Challenge >> Compute how many lines in the entries below contain "TradingView", and output nothing but the number.

(Data items)

>> START

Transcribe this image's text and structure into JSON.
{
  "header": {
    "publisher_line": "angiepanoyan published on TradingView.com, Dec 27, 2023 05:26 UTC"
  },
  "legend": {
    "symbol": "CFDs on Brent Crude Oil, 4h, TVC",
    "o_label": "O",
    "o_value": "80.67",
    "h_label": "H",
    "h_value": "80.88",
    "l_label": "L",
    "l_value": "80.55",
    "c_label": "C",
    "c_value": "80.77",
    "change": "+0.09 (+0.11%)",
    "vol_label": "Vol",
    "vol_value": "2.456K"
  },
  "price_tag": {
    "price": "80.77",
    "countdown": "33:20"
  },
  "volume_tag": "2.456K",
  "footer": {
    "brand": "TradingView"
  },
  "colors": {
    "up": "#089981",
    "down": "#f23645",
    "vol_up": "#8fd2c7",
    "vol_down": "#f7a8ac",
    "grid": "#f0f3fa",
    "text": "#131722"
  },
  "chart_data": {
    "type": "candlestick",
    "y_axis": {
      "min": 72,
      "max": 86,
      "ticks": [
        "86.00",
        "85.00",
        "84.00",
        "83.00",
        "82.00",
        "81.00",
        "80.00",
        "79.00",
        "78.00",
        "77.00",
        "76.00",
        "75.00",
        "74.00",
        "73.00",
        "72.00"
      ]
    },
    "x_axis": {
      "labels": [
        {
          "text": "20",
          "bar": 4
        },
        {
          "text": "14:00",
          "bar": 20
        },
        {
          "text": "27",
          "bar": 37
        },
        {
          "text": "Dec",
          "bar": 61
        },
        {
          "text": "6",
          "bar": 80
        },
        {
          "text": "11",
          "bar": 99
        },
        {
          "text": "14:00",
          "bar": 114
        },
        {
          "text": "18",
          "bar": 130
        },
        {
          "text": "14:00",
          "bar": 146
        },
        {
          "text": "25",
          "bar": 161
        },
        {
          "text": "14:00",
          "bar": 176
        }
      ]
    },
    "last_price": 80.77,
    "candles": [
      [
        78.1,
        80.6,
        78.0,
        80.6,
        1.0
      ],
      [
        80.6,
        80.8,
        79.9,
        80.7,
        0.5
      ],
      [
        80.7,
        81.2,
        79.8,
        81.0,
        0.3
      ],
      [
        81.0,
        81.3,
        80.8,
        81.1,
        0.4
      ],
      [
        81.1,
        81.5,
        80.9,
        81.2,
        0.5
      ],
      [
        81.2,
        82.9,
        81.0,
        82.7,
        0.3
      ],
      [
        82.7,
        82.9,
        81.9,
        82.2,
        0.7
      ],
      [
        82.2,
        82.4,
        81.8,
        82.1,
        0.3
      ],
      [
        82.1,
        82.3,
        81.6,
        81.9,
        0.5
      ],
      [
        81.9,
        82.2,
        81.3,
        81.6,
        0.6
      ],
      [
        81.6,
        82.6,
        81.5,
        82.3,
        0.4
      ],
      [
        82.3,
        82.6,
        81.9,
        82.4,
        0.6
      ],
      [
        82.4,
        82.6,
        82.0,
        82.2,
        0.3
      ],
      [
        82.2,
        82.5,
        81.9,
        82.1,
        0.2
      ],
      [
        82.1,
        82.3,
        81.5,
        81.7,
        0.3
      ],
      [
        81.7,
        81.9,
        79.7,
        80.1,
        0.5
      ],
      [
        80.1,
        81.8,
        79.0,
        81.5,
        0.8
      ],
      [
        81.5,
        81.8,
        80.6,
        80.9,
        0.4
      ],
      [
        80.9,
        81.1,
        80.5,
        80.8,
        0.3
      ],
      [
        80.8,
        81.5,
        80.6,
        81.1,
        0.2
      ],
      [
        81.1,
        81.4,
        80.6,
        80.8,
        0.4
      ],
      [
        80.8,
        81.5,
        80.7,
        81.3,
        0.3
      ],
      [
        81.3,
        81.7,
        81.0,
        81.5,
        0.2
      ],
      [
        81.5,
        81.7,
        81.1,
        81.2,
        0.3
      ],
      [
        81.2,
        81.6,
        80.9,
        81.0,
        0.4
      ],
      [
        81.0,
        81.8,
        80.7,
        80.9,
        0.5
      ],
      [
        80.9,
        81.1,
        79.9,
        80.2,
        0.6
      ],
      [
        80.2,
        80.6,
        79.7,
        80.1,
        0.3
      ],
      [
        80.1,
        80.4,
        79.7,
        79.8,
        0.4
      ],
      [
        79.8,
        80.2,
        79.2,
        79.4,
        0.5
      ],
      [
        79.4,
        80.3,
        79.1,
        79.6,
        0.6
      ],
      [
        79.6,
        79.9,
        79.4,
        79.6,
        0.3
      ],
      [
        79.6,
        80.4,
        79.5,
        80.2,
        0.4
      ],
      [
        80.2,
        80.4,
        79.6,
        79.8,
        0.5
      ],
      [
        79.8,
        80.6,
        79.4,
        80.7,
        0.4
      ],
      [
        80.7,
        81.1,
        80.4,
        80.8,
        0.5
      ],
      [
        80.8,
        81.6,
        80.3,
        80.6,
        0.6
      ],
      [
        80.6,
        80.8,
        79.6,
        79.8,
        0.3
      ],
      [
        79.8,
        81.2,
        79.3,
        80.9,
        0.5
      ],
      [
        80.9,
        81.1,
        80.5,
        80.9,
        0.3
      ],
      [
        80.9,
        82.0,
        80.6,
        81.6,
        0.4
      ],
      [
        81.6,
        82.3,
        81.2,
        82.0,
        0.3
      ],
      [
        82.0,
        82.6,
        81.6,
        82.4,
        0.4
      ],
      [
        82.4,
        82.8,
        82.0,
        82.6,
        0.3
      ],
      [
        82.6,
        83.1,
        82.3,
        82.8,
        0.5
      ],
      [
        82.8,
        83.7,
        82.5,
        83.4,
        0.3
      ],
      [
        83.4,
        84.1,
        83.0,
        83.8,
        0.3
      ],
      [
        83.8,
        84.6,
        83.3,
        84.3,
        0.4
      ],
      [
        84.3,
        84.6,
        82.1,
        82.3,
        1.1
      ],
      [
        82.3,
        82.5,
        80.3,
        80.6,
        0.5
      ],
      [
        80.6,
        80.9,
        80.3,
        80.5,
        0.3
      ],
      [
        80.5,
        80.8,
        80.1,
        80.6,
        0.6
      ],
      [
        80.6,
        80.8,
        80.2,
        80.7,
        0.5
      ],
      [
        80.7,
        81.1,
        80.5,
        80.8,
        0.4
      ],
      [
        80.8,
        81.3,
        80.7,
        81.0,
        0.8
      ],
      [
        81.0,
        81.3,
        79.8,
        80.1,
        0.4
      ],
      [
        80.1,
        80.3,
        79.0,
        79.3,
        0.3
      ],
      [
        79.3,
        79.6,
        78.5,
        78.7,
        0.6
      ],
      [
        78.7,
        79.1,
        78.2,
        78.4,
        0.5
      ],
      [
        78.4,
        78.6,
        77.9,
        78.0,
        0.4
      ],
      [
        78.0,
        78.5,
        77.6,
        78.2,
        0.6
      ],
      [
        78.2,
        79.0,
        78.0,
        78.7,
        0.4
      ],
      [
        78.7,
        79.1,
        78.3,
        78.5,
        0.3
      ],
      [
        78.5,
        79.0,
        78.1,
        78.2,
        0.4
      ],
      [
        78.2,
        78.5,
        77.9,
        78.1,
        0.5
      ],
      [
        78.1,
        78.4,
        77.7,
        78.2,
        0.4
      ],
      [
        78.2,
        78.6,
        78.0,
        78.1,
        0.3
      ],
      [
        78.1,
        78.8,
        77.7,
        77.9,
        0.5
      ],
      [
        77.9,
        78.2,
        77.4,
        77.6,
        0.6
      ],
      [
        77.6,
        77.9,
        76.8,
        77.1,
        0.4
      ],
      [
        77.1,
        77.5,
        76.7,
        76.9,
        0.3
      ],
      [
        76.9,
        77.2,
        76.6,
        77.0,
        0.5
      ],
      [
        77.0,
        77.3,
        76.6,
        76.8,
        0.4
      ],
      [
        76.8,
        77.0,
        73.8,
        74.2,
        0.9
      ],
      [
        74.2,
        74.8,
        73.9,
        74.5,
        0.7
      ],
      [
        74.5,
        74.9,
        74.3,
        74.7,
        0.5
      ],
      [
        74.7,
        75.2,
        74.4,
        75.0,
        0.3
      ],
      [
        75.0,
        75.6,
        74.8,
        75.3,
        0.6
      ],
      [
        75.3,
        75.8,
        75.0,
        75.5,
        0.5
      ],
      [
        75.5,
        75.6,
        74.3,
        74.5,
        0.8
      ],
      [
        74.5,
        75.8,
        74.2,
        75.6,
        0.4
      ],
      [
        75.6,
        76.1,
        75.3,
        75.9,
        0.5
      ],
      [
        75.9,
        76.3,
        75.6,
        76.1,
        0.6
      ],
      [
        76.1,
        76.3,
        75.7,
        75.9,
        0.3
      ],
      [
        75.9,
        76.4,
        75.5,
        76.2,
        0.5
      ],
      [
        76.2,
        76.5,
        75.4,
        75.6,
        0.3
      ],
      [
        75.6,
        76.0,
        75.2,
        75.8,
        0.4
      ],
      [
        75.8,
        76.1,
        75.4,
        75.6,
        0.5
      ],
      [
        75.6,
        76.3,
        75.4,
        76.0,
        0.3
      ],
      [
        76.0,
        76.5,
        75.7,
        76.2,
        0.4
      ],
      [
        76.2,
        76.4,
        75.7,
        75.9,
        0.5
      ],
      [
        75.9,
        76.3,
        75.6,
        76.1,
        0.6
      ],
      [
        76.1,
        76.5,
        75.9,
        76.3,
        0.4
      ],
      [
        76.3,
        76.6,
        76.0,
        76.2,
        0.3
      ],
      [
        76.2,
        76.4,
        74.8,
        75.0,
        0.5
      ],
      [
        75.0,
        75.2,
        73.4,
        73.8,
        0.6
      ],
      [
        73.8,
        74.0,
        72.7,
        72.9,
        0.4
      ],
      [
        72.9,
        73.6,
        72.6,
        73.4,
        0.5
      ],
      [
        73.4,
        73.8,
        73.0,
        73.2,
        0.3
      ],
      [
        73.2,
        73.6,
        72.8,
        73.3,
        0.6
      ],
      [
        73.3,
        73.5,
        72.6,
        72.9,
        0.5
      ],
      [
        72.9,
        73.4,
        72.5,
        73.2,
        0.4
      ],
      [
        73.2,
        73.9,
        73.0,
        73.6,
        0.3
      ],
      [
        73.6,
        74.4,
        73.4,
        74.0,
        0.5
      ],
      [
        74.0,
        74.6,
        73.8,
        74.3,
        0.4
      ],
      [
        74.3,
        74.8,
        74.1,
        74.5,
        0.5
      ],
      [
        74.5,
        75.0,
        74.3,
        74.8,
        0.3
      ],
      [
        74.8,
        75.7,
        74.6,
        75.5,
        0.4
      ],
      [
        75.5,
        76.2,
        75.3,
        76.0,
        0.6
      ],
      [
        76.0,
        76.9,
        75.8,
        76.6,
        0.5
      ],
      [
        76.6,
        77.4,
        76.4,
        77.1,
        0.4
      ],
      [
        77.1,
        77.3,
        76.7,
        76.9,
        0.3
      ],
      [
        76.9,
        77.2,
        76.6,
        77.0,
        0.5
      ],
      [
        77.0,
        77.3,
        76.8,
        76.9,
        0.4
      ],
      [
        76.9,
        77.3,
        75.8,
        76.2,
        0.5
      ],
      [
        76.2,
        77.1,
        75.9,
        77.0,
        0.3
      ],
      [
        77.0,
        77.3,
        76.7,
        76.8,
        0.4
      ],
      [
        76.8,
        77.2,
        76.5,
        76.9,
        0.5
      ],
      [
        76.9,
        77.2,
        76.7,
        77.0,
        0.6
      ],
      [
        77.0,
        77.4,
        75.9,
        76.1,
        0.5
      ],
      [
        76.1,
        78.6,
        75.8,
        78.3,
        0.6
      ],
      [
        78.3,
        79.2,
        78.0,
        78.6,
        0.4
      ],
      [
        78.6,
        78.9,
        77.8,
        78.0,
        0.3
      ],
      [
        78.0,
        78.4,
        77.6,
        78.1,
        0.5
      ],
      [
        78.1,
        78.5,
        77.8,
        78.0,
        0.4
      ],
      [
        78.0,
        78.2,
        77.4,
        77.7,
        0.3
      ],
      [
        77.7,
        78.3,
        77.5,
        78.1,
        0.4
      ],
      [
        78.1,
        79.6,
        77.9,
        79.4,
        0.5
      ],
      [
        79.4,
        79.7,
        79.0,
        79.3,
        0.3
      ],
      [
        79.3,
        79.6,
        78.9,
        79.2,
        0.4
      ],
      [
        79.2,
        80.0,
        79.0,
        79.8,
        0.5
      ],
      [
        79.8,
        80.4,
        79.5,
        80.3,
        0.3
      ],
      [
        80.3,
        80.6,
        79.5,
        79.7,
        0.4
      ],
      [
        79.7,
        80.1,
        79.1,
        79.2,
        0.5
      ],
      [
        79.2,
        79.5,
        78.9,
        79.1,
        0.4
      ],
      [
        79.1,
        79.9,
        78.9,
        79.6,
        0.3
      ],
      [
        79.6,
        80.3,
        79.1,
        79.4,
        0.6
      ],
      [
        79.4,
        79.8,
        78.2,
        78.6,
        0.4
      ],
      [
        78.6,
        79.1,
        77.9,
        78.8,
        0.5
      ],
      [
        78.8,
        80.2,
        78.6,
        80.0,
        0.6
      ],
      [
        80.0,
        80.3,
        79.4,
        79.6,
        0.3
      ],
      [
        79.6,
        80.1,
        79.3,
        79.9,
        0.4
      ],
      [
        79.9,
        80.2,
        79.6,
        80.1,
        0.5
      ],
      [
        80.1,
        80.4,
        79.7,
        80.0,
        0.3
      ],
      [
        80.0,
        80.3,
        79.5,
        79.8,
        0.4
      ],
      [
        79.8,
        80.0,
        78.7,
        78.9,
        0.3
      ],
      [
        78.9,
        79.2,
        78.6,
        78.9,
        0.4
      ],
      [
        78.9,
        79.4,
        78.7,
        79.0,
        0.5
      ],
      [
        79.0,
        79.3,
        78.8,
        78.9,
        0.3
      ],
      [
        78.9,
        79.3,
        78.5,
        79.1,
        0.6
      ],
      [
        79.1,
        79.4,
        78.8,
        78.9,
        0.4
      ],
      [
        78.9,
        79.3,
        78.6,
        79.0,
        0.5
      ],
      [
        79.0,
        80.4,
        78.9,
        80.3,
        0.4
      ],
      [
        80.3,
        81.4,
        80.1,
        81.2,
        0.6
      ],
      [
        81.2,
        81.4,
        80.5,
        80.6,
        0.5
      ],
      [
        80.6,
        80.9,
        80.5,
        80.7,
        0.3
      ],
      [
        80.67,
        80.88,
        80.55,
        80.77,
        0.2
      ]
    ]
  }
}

>> END

Solution >> 2